Set exercise - Reproduce every line in the listing that contains the word "this".

Raw records -
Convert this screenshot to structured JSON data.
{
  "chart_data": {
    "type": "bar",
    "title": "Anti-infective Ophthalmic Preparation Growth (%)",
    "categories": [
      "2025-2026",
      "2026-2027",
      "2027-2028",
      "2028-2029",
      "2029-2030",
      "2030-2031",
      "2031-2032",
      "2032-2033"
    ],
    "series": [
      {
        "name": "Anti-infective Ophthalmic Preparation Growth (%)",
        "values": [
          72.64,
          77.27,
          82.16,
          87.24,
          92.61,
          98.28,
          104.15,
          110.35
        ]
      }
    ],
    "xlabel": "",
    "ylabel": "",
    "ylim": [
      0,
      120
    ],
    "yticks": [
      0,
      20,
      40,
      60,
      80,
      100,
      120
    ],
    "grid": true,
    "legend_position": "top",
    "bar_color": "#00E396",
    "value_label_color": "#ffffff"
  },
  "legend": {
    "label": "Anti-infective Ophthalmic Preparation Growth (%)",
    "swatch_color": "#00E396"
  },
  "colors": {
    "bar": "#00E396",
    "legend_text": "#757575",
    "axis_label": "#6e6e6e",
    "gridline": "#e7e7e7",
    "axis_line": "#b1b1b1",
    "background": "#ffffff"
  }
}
==
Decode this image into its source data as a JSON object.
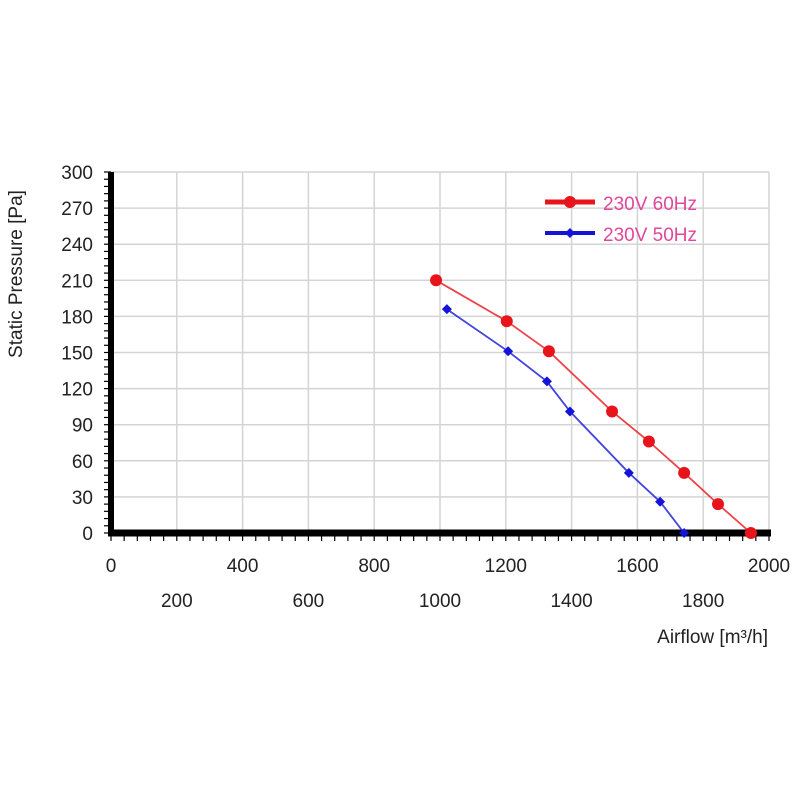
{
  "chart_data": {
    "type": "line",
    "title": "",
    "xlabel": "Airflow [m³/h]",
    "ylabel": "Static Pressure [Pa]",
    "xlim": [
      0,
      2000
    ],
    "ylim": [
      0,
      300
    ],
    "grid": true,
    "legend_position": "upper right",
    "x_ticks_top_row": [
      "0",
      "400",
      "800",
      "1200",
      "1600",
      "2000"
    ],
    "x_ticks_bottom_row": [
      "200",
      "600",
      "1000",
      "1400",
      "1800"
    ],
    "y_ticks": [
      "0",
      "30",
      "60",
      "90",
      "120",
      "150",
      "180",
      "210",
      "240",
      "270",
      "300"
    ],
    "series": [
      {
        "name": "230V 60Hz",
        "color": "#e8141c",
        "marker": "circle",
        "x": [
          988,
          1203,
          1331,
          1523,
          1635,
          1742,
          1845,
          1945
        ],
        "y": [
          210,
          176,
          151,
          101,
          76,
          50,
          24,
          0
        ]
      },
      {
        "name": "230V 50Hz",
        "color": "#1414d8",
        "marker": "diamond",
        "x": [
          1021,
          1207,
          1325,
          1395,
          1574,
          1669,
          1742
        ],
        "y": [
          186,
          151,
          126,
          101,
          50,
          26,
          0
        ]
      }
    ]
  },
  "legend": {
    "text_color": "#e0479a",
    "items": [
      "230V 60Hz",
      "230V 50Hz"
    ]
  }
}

Correct response -
Convert this screenshot to structured JSON data.
Decode this image into its source data as a JSON object.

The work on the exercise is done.